**EXERCISE DIRECTIONS:**
Copy every line of the data that includes the string "color".

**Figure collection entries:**
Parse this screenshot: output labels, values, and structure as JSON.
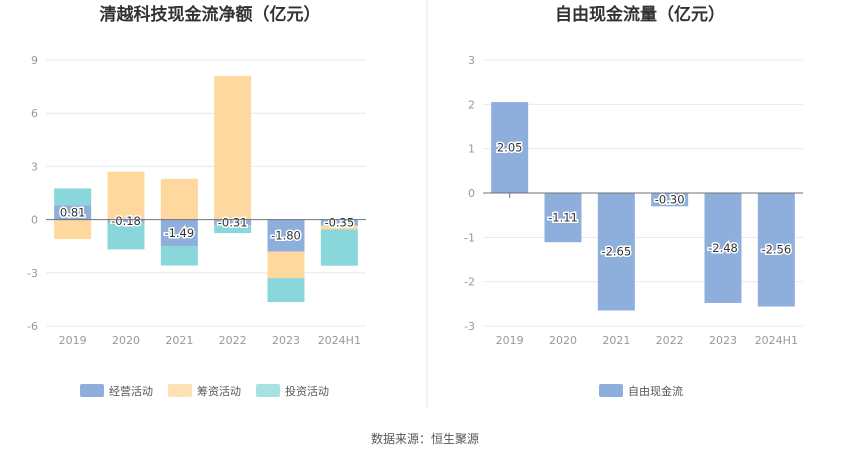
{
  "source_text": "数据来源：恒生聚源",
  "chart_data": [
    {
      "type": "bar",
      "stacked": true,
      "title": "清越科技现金流净额（亿元）",
      "categories": [
        "2019",
        "2020",
        "2021",
        "2022",
        "2023",
        "2024H1"
      ],
      "ylim": [
        -6,
        9
      ],
      "yticks": [
        "-6",
        "-3",
        "0",
        "3",
        "6",
        "9"
      ],
      "grid": true,
      "legend_position": "bottom",
      "series": [
        {
          "name": "经营活动",
          "color": "#8eaedc",
          "values": [
            0.81,
            -0.18,
            -1.49,
            -0.31,
            -1.8,
            -0.35
          ]
        },
        {
          "name": "筹资活动",
          "color": "#fed89e",
          "values": [
            -1.1,
            2.7,
            2.3,
            8.1,
            -1.5,
            -0.2
          ]
        },
        {
          "name": "投资活动",
          "color": "#8ad7db",
          "values": [
            0.95,
            -1.5,
            -1.1,
            -0.45,
            -1.35,
            -2.05
          ]
        }
      ],
      "data_labels": [
        "0.81",
        "-0.18",
        "-1.49",
        "-0.31",
        "-1.80",
        "-0.35"
      ]
    },
    {
      "type": "bar",
      "title": "自由现金流量（亿元）",
      "categories": [
        "2019",
        "2020",
        "2021",
        "2022",
        "2023",
        "2024H1"
      ],
      "ylim": [
        -3,
        3
      ],
      "yticks": [
        "-3",
        "-2",
        "-1",
        "0",
        "1",
        "2",
        "3"
      ],
      "grid": true,
      "legend_position": "bottom",
      "series": [
        {
          "name": "自由现金流",
          "color": "#8eaedc",
          "values": [
            2.05,
            -1.11,
            -2.65,
            -0.3,
            -2.48,
            -2.56
          ]
        }
      ],
      "data_labels": [
        "2.05",
        "-1.11",
        "-2.65",
        "-0.30",
        "-2.48",
        "-2.56"
      ]
    }
  ]
}
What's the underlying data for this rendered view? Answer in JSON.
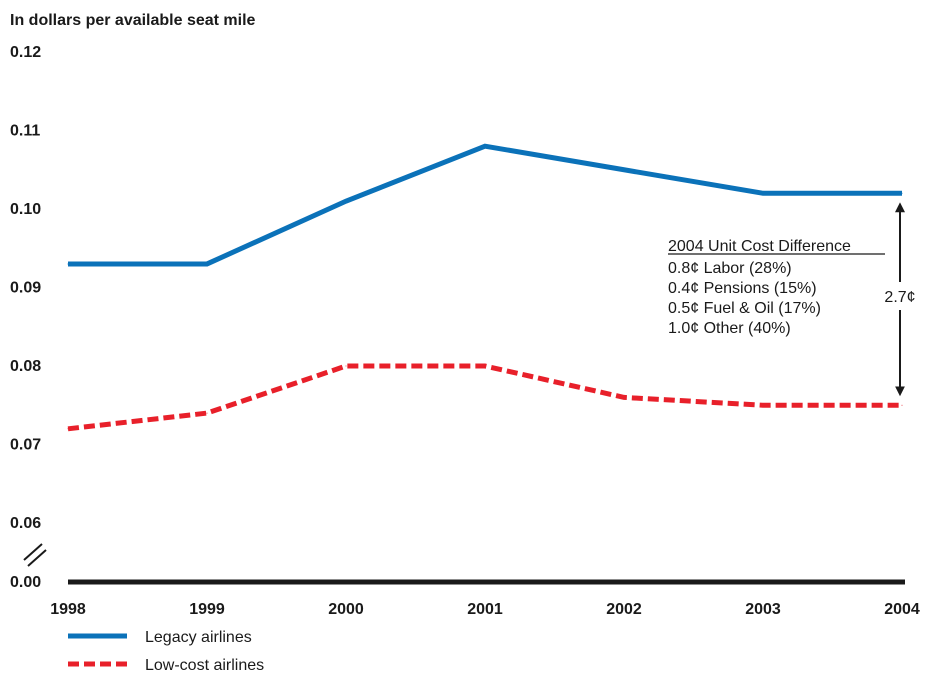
{
  "chart_data": {
    "type": "line",
    "title": "",
    "ylabel": "In dollars per available seat mile",
    "xlabel": "",
    "categories": [
      "1998",
      "1999",
      "2000",
      "2001",
      "2002",
      "2003",
      "2004"
    ],
    "y_ticks": [
      "0.12",
      "0.11",
      "0.10",
      "0.09",
      "0.08",
      "0.07",
      "0.06",
      "0.00"
    ],
    "axis_break": true,
    "grid": false,
    "legend_placement": "bottom-left",
    "series": [
      {
        "name": "Legacy airlines",
        "color": "#0b72b9",
        "style": "solid",
        "values": [
          0.093,
          0.093,
          0.101,
          0.108,
          0.105,
          0.102,
          0.102
        ]
      },
      {
        "name": "Low-cost airlines",
        "color": "#e8202a",
        "style": "dashed",
        "values": [
          0.072,
          0.074,
          0.08,
          0.08,
          0.076,
          0.075,
          0.075
        ]
      }
    ],
    "annotation": {
      "heading": "2004 Unit Cost Difference",
      "lines": [
        "0.8¢ Labor (28%)",
        "0.4¢ Pensions (15%)",
        "0.5¢ Fuel & Oil (17%)",
        "1.0¢ Other (40%)"
      ],
      "difference_label": "2.7¢"
    }
  }
}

**RESULT BELOW:**
          "color": "#8eaedc",
          "color": "#fed89e",
          "color": "#8ad7db",
          "color": "#8eaedc",
        "color": "#0b72b9",
        "color": "#e8202a",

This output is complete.